Requirements: The entries below should be given again exactly, minus their pictures.

Task data:

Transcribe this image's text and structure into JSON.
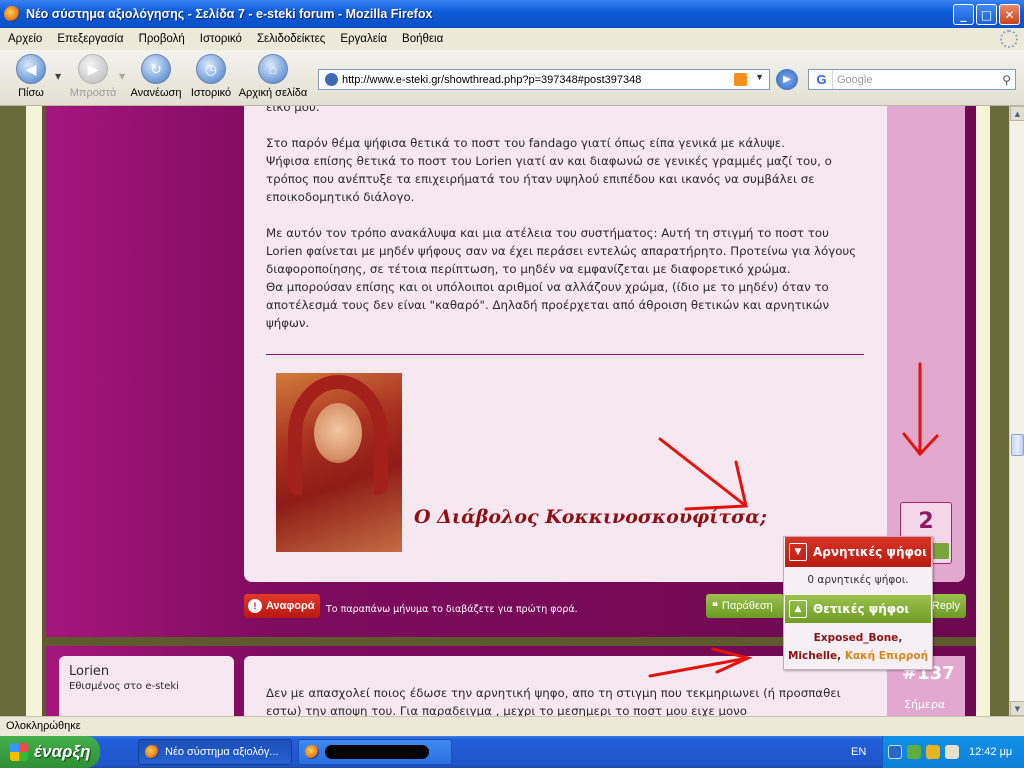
{
  "window": {
    "title": "Νέο σύστημα αξιολόγησης - Σελίδα 7 - e-steki forum - Mozilla Firefox",
    "buttons": {
      "minimize": "_",
      "maximize": "□",
      "close": "✕"
    }
  },
  "menu": [
    "Αρχείο",
    "Επεξεργασία",
    "Προβολή",
    "Ιστορικό",
    "Σελιδοδείκτες",
    "Εργαλεία",
    "Βοήθεια"
  ],
  "nav": {
    "back": "Πίσω",
    "forward": "Μπροστά",
    "reload": "Ανανέωση",
    "history": "Ιστορικό",
    "home": "Αρχική σελίδα",
    "url": "http://www.e-steki.gr/showthread.php?p=397348#post397348",
    "search_placeholder": "Google",
    "search_engine_icon": "G"
  },
  "post": {
    "partial_top": "είκο μου.",
    "paragraphs": [
      "Στο παρόν θέμα ψήφισα θετικά το ποστ του fandago γιατί όπως είπα γενικά με κάλυψε.",
      "Ψήφισα επίσης θετικά το ποστ του Lorien γιατί αν και διαφωνώ σε γενικές γραμμές μαζί του, ο τρόπος που ανέπτυξε τα επιχειρήματά του ήταν υψηλού επιπέδου και ικανός να συμβάλει σε εποικοδομητικό διάλογο.",
      "Με αυτόν τον τρόπο ανακάλυψα και μια ατέλεια του συστήματος: Αυτή τη στιγμή το ποστ του Lorien φαίνεται με μηδέν ψήφους σαν να έχει περάσει εντελώς απαρατήρητο. Προτείνω για λόγους διαφοροποίησης, σε τέτοια περίπτωση, το μηδέν να εμφανίζεται με διαφορετικό χρώμα.",
      "Θα μπορούσαν επίσης και οι υπόλοιποι αριθμοί να αλλάζουν χρώμα, (ίδιο με το μηδέν) όταν το αποτέλεσμά τους δεν είναι \"καθαρό\". Δηλαδή προέρχεται από άθροιση θετικών και αρνητικών ψήφων."
    ],
    "signature_text": "Ο Διάβολος Κοκκινοσκουφίτσα;",
    "vote_count": "2",
    "report_label": "Αναφορά",
    "first_read": "Το παραπάνω μήνυμα το διαβάζετε για πρώτη φορά.",
    "quote_label": "Παράθεση",
    "reply_label": "Reply"
  },
  "popup": {
    "negative_title": "Αρνητικές ψήφοι",
    "negative_text": "0 αρνητικές ψήφοι.",
    "positive_title": "Θετικές ψήφοι",
    "voters": [
      "Exposed_Bone",
      "Michelle",
      "Κακή Επιρροή"
    ],
    "sep": ","
  },
  "next_post": {
    "username": "Lorien",
    "rank": "Εθισμένος στο e-steki",
    "text": "Δεν με απασχολεί ποιος έδωσε την αρνητική ψηφο, απο τη στιγμη που τεκμηριωνει (ή προσπαθει εστω) την αποψη του. Για παραδειγμα , μεχρι το μεσημερι το ποστ μου ειχε μονο",
    "number": "#137",
    "date": "Σήμερα"
  },
  "status": "Ολοκληρώθηκε",
  "taskbar": {
    "start": "έναρξη",
    "task1": "Νέο σύστημα αξιολόγ...",
    "lang": "EN",
    "clock": "12:42 μμ"
  },
  "colors": {
    "post_purple": "#7e0b5e",
    "post_body": "#f6e7f1",
    "negative_red": "#c11a12",
    "positive_green": "#7aa53a"
  }
}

Response to the task:
Transcribe this image's text and structure into JSON.
{
  "window": {
    "title": "Νέο σύστημα αξιολόγησης - Σελίδα 7 - e-steki forum - Mozilla Firefox",
    "buttons": {
      "minimize": "_",
      "maximize": "□",
      "close": "✕"
    }
  },
  "menu": [
    "Αρχείο",
    "Επεξεργασία",
    "Προβολή",
    "Ιστορικό",
    "Σελιδοδείκτες",
    "Εργαλεία",
    "Βοήθεια"
  ],
  "nav": {
    "back": "Πίσω",
    "forward": "Μπροστά",
    "reload": "Ανανέωση",
    "history": "Ιστορικό",
    "home": "Αρχική σελίδα",
    "url": "http://www.e-steki.gr/showthread.php?p=397348#post397348",
    "search_placeholder": "Google",
    "search_engine_icon": "G"
  },
  "post": {
    "partial_top": "είκο μου.",
    "paragraphs": [
      "Στο παρόν θέμα ψήφισα θετικά το ποστ του fandago γιατί όπως είπα γενικά με κάλυψε.",
      "Ψήφισα επίσης θετικά το ποστ του Lorien γιατί αν και διαφωνώ σε γενικές γραμμές μαζί του, ο τρόπος που ανέπτυξε τα επιχειρήματά του ήταν υψηλού επιπέδου και ικανός να συμβάλει σε εποικοδομητικό διάλογο.",
      "Με αυτόν τον τρόπο ανακάλυψα και μια ατέλεια του συστήματος: Αυτή τη στιγμή το ποστ του Lorien φαίνεται με μηδέν ψήφους σαν να έχει περάσει εντελώς απαρατήρητο. Προτείνω για λόγους διαφοροποίησης, σε τέτοια περίπτωση, το μηδέν να εμφανίζεται με διαφορετικό χρώμα.",
      "Θα μπορούσαν επίσης και οι υπόλοιποι αριθμοί να αλλάζουν χρώμα, (ίδιο με το μηδέν) όταν το αποτέλεσμά τους δεν είναι \"καθαρό\". Δηλαδή προέρχεται από άθροιση θετικών και αρνητικών ψήφων."
    ],
    "signature_text": "Ο Διάβολος Κοκκινοσκουφίτσα;",
    "vote_count": "2",
    "report_label": "Αναφορά",
    "first_read": "Το παραπάνω μήνυμα το διαβάζετε για πρώτη φορά.",
    "quote_label": "Παράθεση",
    "reply_label": "Reply"
  },
  "popup": {
    "negative_title": "Αρνητικές ψήφοι",
    "negative_text": "0 αρνητικές ψήφοι.",
    "positive_title": "Θετικές ψήφοι",
    "voters": [
      "Exposed_Bone",
      "Michelle",
      "Κακή Επιρροή"
    ],
    "sep": ","
  },
  "next_post": {
    "username": "Lorien",
    "rank": "Εθισμένος στο e-steki",
    "text": "Δεν με απασχολεί ποιος έδωσε την αρνητική ψηφο, απο τη στιγμη που τεκμηριωνει (ή προσπαθει εστω) την αποψη του. Για παραδειγμα , μεχρι το μεσημερι το ποστ μου ειχε μονο",
    "number": "#137",
    "date": "Σήμερα"
  },
  "status": "Ολοκληρώθηκε",
  "taskbar": {
    "start": "έναρξη",
    "task1": "Νέο σύστημα αξιολόγ...",
    "lang": "EN",
    "clock": "12:42 μμ"
  },
  "colors": {
    "post_purple": "#7e0b5e",
    "post_body": "#f6e7f1",
    "negative_red": "#c11a12",
    "positive_green": "#7aa53a"
  }
}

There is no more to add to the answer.